Stated problem =
Return every line of the material below word for word, with nothing added, dropped, or changed.

* BEGIN *

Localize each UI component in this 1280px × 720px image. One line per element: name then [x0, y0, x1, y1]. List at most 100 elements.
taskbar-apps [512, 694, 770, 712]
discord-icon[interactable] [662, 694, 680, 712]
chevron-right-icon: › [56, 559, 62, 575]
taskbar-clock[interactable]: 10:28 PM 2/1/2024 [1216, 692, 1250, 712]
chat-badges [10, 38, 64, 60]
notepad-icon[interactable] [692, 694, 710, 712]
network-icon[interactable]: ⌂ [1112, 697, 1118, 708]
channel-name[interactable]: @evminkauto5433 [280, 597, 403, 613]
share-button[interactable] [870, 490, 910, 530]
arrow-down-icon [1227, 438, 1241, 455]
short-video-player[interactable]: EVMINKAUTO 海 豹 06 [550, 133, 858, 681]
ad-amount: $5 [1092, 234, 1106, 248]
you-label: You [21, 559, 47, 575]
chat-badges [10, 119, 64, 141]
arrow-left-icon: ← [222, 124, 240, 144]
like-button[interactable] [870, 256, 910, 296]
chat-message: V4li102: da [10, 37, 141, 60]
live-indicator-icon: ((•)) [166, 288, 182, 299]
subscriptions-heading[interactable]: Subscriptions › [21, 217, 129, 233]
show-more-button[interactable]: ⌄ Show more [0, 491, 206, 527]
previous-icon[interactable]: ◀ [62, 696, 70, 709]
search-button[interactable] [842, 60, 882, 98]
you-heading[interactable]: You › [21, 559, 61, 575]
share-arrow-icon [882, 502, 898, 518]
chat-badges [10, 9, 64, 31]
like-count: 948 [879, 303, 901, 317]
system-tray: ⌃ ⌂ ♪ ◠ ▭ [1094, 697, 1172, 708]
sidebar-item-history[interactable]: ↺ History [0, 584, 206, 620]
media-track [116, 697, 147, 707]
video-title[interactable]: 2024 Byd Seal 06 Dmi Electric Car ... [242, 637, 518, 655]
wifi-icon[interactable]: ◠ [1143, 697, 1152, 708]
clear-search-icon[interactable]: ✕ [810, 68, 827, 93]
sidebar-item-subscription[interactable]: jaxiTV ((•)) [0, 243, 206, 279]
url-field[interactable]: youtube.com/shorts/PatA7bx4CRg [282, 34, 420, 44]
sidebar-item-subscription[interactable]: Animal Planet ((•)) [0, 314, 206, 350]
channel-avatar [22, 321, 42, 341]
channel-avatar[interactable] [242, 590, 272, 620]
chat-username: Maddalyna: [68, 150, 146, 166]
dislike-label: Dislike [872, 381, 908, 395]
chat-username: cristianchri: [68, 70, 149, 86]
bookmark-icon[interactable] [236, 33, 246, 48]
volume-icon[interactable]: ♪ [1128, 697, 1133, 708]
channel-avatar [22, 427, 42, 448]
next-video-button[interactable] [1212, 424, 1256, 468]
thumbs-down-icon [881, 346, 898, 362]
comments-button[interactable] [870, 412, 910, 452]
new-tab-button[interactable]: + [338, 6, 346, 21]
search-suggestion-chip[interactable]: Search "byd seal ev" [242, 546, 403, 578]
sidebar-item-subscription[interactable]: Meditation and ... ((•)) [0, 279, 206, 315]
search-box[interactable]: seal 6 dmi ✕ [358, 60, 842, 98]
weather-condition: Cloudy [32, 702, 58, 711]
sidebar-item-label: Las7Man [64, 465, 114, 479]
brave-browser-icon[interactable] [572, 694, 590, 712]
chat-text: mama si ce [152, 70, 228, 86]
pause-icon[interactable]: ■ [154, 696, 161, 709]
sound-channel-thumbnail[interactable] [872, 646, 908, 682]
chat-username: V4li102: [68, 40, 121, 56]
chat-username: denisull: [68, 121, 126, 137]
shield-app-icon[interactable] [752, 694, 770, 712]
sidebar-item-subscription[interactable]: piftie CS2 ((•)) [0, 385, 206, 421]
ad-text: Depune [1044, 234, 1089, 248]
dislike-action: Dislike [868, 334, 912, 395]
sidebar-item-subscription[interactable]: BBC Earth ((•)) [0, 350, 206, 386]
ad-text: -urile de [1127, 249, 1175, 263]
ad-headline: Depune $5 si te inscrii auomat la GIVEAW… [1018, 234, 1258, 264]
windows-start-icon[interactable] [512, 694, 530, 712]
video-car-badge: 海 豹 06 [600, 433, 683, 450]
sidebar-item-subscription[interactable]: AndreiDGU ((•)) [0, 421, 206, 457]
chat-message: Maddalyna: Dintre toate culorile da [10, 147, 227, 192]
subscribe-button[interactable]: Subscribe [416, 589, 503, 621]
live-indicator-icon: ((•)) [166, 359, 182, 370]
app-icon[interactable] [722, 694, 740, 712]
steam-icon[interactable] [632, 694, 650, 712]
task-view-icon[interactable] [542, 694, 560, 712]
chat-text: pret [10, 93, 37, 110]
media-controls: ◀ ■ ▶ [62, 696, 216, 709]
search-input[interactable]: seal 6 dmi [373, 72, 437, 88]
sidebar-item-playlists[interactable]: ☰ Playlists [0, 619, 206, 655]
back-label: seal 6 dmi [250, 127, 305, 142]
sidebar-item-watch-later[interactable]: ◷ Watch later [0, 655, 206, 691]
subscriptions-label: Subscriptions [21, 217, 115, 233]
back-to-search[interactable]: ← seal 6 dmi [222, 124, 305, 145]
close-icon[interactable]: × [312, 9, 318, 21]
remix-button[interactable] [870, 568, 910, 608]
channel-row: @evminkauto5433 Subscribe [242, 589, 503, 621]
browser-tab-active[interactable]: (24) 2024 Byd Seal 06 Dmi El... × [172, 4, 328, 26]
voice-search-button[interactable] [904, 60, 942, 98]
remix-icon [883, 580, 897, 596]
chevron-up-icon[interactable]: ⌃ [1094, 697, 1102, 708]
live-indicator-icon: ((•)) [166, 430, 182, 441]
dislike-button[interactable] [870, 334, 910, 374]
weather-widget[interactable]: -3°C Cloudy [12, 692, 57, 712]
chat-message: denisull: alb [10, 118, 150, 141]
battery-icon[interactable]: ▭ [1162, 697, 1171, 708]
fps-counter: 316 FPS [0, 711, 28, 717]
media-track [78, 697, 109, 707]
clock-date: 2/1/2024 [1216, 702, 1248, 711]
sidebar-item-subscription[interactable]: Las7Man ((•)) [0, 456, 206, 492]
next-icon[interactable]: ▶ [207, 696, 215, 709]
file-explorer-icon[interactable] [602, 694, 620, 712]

* END *

The answer =
Localize each UI component in this 1280px × 720px image. One line per element: name then [x0, y0, x1, y1]. List at most 100 elements.
taskbar-apps [512, 694, 770, 712]
discord-icon[interactable] [662, 694, 680, 712]
chevron-right-icon: › [56, 559, 62, 575]
taskbar-clock[interactable]: 10:28 PM 2/1/2024 [1216, 692, 1250, 712]
chat-badges [10, 38, 64, 60]
notepad-icon[interactable] [692, 694, 710, 712]
network-icon[interactable]: ⌂ [1112, 697, 1118, 708]
channel-name[interactable]: @evminkauto5433 [280, 597, 403, 613]
share-button[interactable] [870, 490, 910, 530]
arrow-down-icon [1227, 438, 1241, 455]
short-video-player[interactable]: EVMINKAUTO 海 豹 06 [550, 133, 858, 681]
ad-amount: $5 [1092, 234, 1106, 248]
you-label: You [21, 559, 47, 575]
chat-badges [10, 119, 64, 141]
arrow-left-icon: ← [222, 124, 240, 144]
like-button[interactable] [870, 256, 910, 296]
chat-message: V4li102: da [10, 37, 141, 60]
live-indicator-icon: ((•)) [166, 288, 182, 299]
subscriptions-heading[interactable]: Subscriptions › [21, 217, 129, 233]
show-more-button[interactable]: ⌄ Show more [0, 491, 206, 527]
previous-icon[interactable]: ◀ [62, 696, 70, 709]
search-button[interactable] [842, 60, 882, 98]
you-heading[interactable]: You › [21, 559, 61, 575]
share-arrow-icon [882, 502, 898, 518]
chat-badges [10, 9, 64, 31]
like-count: 948 [879, 303, 901, 317]
system-tray: ⌃ ⌂ ♪ ◠ ▭ [1094, 697, 1172, 708]
sidebar-item-history[interactable]: ↺ History [0, 584, 206, 620]
media-track [116, 697, 147, 707]
video-title[interactable]: 2024 Byd Seal 06 Dmi Electric Car ... [242, 637, 518, 655]
wifi-icon[interactable]: ◠ [1143, 697, 1152, 708]
clear-search-icon[interactable]: ✕ [810, 68, 827, 93]
sidebar-item-subscription[interactable]: jaxiTV ((•)) [0, 243, 206, 279]
url-field[interactable]: youtube.com/shorts/PatA7bx4CRg [282, 34, 420, 44]
sidebar-item-subscription[interactable]: Animal Planet ((•)) [0, 314, 206, 350]
channel-avatar [22, 321, 42, 341]
channel-avatar[interactable] [242, 590, 272, 620]
chat-username: Maddalyna: [68, 150, 146, 166]
dislike-label: Dislike [872, 381, 908, 395]
chat-username: cristianchri: [68, 70, 149, 86]
bookmark-icon[interactable] [236, 33, 246, 48]
volume-icon[interactable]: ♪ [1128, 697, 1133, 708]
channel-avatar [22, 427, 42, 448]
next-video-button[interactable] [1212, 424, 1256, 468]
thumbs-down-icon [881, 346, 898, 362]
comments-button[interactable] [870, 412, 910, 452]
new-tab-button[interactable]: + [338, 6, 346, 21]
search-suggestion-chip[interactable]: Search "byd seal ev" [242, 546, 403, 578]
sidebar-item-subscription[interactable]: Meditation and ... ((•)) [0, 279, 206, 315]
search-box[interactable]: seal 6 dmi ✕ [358, 60, 842, 98]
weather-condition: Cloudy [32, 702, 58, 711]
sidebar-item-label: Las7Man [64, 465, 114, 479]
brave-browser-icon[interactable] [572, 694, 590, 712]
chat-text: mama si ce [152, 70, 228, 86]
pause-icon[interactable]: ■ [154, 696, 161, 709]
sound-channel-thumbnail[interactable] [872, 646, 908, 682]
chat-username: V4li102: [68, 40, 121, 56]
chat-username: denisull: [68, 121, 126, 137]
shield-app-icon[interactable] [752, 694, 770, 712]
sidebar-item-subscription[interactable]: piftie CS2 ((•)) [0, 385, 206, 421]
ad-text: Depune [1044, 234, 1089, 248]
dislike-action: Dislike [868, 334, 912, 395]
sidebar-item-subscription[interactable]: BBC Earth ((•)) [0, 350, 206, 386]
ad-text: -urile de [1127, 249, 1175, 263]
ad-headline: Depune $5 si te inscrii auomat la GIVEAW… [1018, 234, 1258, 264]
windows-start-icon[interactable] [512, 694, 530, 712]
video-car-badge: 海 豹 06 [600, 433, 683, 450]
sidebar-item-subscription[interactable]: AndreiDGU ((•)) [0, 421, 206, 457]
chat-message: Maddalyna: Dintre toate culorile da [10, 147, 227, 192]
subscribe-button[interactable]: Subscribe [416, 589, 503, 621]
live-indicator-icon: ((•)) [166, 359, 182, 370]
app-icon[interactable] [722, 694, 740, 712]
steam-icon[interactable] [632, 694, 650, 712]
task-view-icon[interactable] [542, 694, 560, 712]
chat-text: pret [10, 93, 37, 110]
media-controls: ◀ ■ ▶ [62, 696, 216, 709]
search-input[interactable]: seal 6 dmi [373, 72, 437, 88]
sidebar-item-playlists[interactable]: ☰ Playlists [0, 619, 206, 655]
back-label: seal 6 dmi [250, 127, 305, 142]
sidebar-item-watch-later[interactable]: ◷ Watch later [0, 655, 206, 691]
subscriptions-label: Subscriptions [21, 217, 115, 233]
back-to-search[interactable]: ← seal 6 dmi [222, 124, 305, 145]
close-icon[interactable]: × [312, 9, 318, 21]
remix-button[interactable] [870, 568, 910, 608]
channel-row: @evminkauto5433 Subscribe [242, 589, 503, 621]
browser-tab-active[interactable]: (24) 2024 Byd Seal 06 Dmi El... × [172, 4, 328, 26]
voice-search-button[interactable] [904, 60, 942, 98]
remix-icon [883, 580, 897, 596]
chevron-up-icon[interactable]: ⌃ [1094, 697, 1102, 708]
live-indicator-icon: ((•)) [166, 430, 182, 441]
dislike-button[interactable] [870, 334, 910, 374]
weather-widget[interactable]: -3°C Cloudy [12, 692, 57, 712]
chat-message: denisull: alb [10, 118, 150, 141]
battery-icon[interactable]: ▭ [1162, 697, 1171, 708]
fps-counter: 316 FPS [0, 711, 28, 717]
media-track [78, 697, 109, 707]
clock-date: 2/1/2024 [1216, 702, 1248, 711]
sidebar-item-subscription[interactable]: Las7Man ((•)) [0, 456, 206, 492]
next-icon[interactable]: ▶ [207, 696, 215, 709]
file-explorer-icon[interactable] [602, 694, 620, 712]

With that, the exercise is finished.